→ WHAT TO PRODUCE
Repeat the records below exactly as they appear.
◆ ◆ ◆ ◆ ◆ ◆ ◆
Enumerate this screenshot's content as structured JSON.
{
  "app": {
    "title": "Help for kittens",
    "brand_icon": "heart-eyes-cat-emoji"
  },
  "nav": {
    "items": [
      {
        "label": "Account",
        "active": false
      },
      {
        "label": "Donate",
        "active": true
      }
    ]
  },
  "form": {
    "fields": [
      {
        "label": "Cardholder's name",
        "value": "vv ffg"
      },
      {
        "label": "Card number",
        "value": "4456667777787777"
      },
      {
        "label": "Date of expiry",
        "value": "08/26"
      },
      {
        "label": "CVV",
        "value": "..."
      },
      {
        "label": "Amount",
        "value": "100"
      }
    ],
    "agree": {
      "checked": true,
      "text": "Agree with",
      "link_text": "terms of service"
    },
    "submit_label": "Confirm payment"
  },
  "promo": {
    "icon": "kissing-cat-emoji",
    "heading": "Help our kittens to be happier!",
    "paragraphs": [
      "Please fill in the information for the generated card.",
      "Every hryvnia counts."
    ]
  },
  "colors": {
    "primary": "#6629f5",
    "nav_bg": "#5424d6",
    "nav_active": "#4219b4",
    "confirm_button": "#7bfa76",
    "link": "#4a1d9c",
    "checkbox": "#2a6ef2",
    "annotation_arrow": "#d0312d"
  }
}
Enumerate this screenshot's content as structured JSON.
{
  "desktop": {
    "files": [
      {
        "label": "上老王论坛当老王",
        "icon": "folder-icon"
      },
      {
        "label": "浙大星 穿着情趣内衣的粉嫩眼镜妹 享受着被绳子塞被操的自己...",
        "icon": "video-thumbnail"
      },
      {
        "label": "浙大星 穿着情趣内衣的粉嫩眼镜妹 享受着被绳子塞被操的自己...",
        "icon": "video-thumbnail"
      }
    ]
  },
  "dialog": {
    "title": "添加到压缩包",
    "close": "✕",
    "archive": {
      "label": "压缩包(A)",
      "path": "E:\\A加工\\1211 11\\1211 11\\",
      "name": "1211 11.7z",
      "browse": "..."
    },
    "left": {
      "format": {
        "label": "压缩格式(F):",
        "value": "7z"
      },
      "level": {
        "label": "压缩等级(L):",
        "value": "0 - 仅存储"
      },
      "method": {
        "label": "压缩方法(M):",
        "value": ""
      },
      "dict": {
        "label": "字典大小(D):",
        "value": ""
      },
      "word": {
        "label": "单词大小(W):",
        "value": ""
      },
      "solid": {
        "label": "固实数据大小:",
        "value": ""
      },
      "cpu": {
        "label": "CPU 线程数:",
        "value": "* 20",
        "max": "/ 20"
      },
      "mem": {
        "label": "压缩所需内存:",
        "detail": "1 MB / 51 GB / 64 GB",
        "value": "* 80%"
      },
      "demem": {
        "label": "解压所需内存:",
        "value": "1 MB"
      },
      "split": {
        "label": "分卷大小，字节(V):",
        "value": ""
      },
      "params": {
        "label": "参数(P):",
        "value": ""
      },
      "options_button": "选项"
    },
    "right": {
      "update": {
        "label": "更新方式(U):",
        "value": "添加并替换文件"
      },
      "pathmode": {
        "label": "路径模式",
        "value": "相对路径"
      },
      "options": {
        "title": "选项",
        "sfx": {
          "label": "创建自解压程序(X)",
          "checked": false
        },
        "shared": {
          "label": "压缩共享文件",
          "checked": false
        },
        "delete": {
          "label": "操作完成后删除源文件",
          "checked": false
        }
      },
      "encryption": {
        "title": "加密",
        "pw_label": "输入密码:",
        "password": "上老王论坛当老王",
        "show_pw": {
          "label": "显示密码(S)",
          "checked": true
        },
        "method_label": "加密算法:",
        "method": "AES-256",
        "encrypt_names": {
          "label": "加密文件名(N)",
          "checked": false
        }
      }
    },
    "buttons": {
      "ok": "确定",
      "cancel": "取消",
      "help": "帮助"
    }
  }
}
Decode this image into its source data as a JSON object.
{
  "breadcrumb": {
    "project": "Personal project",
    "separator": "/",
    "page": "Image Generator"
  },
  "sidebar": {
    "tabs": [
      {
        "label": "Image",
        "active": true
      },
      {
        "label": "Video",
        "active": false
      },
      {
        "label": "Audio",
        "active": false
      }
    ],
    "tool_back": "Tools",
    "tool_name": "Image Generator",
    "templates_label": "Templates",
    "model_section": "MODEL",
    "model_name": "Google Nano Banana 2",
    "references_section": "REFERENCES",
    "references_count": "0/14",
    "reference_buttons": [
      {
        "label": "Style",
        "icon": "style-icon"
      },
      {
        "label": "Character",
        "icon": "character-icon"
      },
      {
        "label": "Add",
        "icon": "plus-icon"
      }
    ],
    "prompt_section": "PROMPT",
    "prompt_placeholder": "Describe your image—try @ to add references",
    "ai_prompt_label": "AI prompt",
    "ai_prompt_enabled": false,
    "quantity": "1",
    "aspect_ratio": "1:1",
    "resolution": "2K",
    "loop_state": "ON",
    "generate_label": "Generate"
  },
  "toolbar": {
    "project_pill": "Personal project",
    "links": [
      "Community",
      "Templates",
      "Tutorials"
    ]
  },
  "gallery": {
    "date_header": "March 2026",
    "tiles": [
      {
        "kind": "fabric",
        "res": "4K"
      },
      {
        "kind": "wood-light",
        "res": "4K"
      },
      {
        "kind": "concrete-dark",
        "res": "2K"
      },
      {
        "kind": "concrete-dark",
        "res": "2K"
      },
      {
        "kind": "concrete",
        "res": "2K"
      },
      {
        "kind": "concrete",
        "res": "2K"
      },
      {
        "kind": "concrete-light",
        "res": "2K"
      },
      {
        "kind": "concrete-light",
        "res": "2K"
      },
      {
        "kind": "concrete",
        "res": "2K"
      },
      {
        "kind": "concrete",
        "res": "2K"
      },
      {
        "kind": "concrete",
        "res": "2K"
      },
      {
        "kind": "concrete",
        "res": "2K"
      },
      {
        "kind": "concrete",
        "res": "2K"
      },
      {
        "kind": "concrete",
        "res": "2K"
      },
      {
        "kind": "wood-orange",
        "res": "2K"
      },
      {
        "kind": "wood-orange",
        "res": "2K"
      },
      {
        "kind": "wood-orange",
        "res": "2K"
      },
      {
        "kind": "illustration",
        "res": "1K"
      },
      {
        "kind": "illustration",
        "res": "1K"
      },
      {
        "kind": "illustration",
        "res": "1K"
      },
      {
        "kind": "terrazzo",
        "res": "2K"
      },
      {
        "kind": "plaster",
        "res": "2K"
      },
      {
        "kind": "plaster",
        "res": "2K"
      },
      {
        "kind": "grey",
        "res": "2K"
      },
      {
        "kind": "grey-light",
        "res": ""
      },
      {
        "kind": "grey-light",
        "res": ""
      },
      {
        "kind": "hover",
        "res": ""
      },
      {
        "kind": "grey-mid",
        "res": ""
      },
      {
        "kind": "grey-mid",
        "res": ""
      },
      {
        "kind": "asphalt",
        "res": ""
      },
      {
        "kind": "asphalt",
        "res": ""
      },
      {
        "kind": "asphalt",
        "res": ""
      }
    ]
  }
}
◆ ◆ ◆ ◆ ◆ ◆ ◆
→ REPLY
Enumerate this screenshot's content as structured JSON.
{
  "app": {
    "title": "Help for kittens",
    "brand_icon": "heart-eyes-cat-emoji"
  },
  "nav": {
    "items": [
      {
        "label": "Account",
        "active": false
      },
      {
        "label": "Donate",
        "active": true
      }
    ]
  },
  "form": {
    "fields": [
      {
        "label": "Cardholder's name",
        "value": "vv ffg"
      },
      {
        "label": "Card number",
        "value": "4456667777787777"
      },
      {
        "label": "Date of expiry",
        "value": "08/26"
      },
      {
        "label": "CVV",
        "value": "..."
      },
      {
        "label": "Amount",
        "value": "100"
      }
    ],
    "agree": {
      "checked": true,
      "text": "Agree with",
      "link_text": "terms of service"
    },
    "submit_label": "Confirm payment"
  },
  "promo": {
    "icon": "kissing-cat-emoji",
    "heading": "Help our kittens to be happier!",
    "paragraphs": [
      "Please fill in the information for the generated card.",
      "Every hryvnia counts."
    ]
  },
  "colors": {
    "primary": "#6629f5",
    "nav_bg": "#5424d6",
    "nav_active": "#4219b4",
    "confirm_button": "#7bfa76",
    "link": "#4a1d9c",
    "checkbox": "#2a6ef2",
    "annotation_arrow": "#d0312d"
  }
}
Enumerate this screenshot's content as structured JSON.
{
  "desktop": {
    "files": [
      {
        "label": "上老王论坛当老王",
        "icon": "folder-icon"
      },
      {
        "label": "浙大星 穿着情趣内衣的粉嫩眼镜妹 享受着被绳子塞被操的自己...",
        "icon": "video-thumbnail"
      },
      {
        "label": "浙大星 穿着情趣内衣的粉嫩眼镜妹 享受着被绳子塞被操的自己...",
        "icon": "video-thumbnail"
      }
    ]
  },
  "dialog": {
    "title": "添加到压缩包",
    "close": "✕",
    "archive": {
      "label": "压缩包(A)",
      "path": "E:\\A加工\\1211 11\\1211 11\\",
      "name": "1211 11.7z",
      "browse": "..."
    },
    "left": {
      "format": {
        "label": "压缩格式(F):",
        "value": "7z"
      },
      "level": {
        "label": "压缩等级(L):",
        "value": "0 - 仅存储"
      },
      "method": {
        "label": "压缩方法(M):",
        "value": ""
      },
      "dict": {
        "label": "字典大小(D):",
        "value": ""
      },
      "word": {
        "label": "单词大小(W):",
        "value": ""
      },
      "solid": {
        "label": "固实数据大小:",
        "value": ""
      },
      "cpu": {
        "label": "CPU 线程数:",
        "value": "* 20",
        "max": "/ 20"
      },
      "mem": {
        "label": "压缩所需内存:",
        "detail": "1 MB / 51 GB / 64 GB",
        "value": "* 80%"
      },
      "demem": {
        "label": "解压所需内存:",
        "value": "1 MB"
      },
      "split": {
        "label": "分卷大小，字节(V):",
        "value": ""
      },
      "params": {
        "label": "参数(P):",
        "value": ""
      },
      "options_button": "选项"
    },
    "right": {
      "update": {
        "label": "更新方式(U):",
        "value": "添加并替换文件"
      },
      "pathmode": {
        "label": "路径模式",
        "value": "相对路径"
      },
      "options": {
        "title": "选项",
        "sfx": {
          "label": "创建自解压程序(X)",
          "checked": false
        },
        "shared": {
          "label": "压缩共享文件",
          "checked": false
        },
        "delete": {
          "label": "操作完成后删除源文件",
          "checked": false
        }
      },
      "encryption": {
        "title": "加密",
        "pw_label": "输入密码:",
        "password": "上老王论坛当老王",
        "show_pw": {
          "label": "显示密码(S)",
          "checked": true
        },
        "method_label": "加密算法:",
        "method": "AES-256",
        "encrypt_names": {
          "label": "加密文件名(N)",
          "checked": false
        }
      }
    },
    "buttons": {
      "ok": "确定",
      "cancel": "取消",
      "help": "帮助"
    }
  }
}
Decode this image into its source data as a JSON object.
{
  "breadcrumb": {
    "project": "Personal project",
    "separator": "/",
    "page": "Image Generator"
  },
  "sidebar": {
    "tabs": [
      {
        "label": "Image",
        "active": true
      },
      {
        "label": "Video",
        "active": false
      },
      {
        "label": "Audio",
        "active": false
      }
    ],
    "tool_back": "Tools",
    "tool_name": "Image Generator",
    "templates_label": "Templates",
    "model_section": "MODEL",
    "model_name": "Google Nano Banana 2",
    "references_section": "REFERENCES",
    "references_count": "0/14",
    "reference_buttons": [
      {
        "label": "Style",
        "icon": "style-icon"
      },
      {
        "label": "Character",
        "icon": "character-icon"
      },
      {
        "label": "Add",
        "icon": "plus-icon"
      }
    ],
    "prompt_section": "PROMPT",
    "prompt_placeholder": "Describe your image—try @ to add references",
    "ai_prompt_label": "AI prompt",
    "ai_prompt_enabled": false,
    "quantity": "1",
    "aspect_ratio": "1:1",
    "resolution": "2K",
    "loop_state": "ON",
    "generate_label": "Generate"
  },
  "toolbar": {
    "project_pill": "Personal project",
    "links": [
      "Community",
      "Templates",
      "Tutorials"
    ]
  },
  "gallery": {
    "date_header": "March 2026",
    "tiles": [
      {
        "kind": "fabric",
        "res": "4K"
      },
      {
        "kind": "wood-light",
        "res": "4K"
      },
      {
        "kind": "concrete-dark",
        "res": "2K"
      },
      {
        "kind": "concrete-dark",
        "res": "2K"
      },
      {
        "kind": "concrete",
        "res": "2K"
      },
      {
        "kind": "concrete",
        "res": "2K"
      },
      {
        "kind": "concrete-light",
        "res": "2K"
      },
      {
        "kind": "concrete-light",
        "res": "2K"
      },
      {
        "kind": "concrete",
        "res": "2K"
      },
      {
        "kind": "concrete",
        "res": "2K"
      },
      {
        "kind": "concrete",
        "res": "2K"
      },
      {
        "kind": "concrete",
        "res": "2K"
      },
      {
        "kind": "concrete",
        "res": "2K"
      },
      {
        "kind": "concrete",
        "res": "2K"
      },
      {
        "kind": "wood-orange",
        "res": "2K"
      },
      {
        "kind": "wood-orange",
        "res": "2K"
      },
      {
        "kind": "wood-orange",
        "res": "2K"
      },
      {
        "kind": "illustration",
        "res": "1K"
      },
      {
        "kind": "illustration",
        "res": "1K"
      },
      {
        "kind": "illustration",
        "res": "1K"
      },
      {
        "kind": "terrazzo",
        "res": "2K"
      },
      {
        "kind": "plaster",
        "res": "2K"
      },
      {
        "kind": "plaster",
        "res": "2K"
      },
      {
        "kind": "grey",
        "res": "2K"
      },
      {
        "kind": "grey-light",
        "res": ""
      },
      {
        "kind": "grey-light",
        "res": ""
      },
      {
        "kind": "hover",
        "res": ""
      },
      {
        "kind": "grey-mid",
        "res": ""
      },
      {
        "kind": "grey-mid",
        "res": ""
      },
      {
        "kind": "asphalt",
        "res": ""
      },
      {
        "kind": "asphalt",
        "res": ""
      },
      {
        "kind": "asphalt",
        "res": ""
      }
    ]
  }
}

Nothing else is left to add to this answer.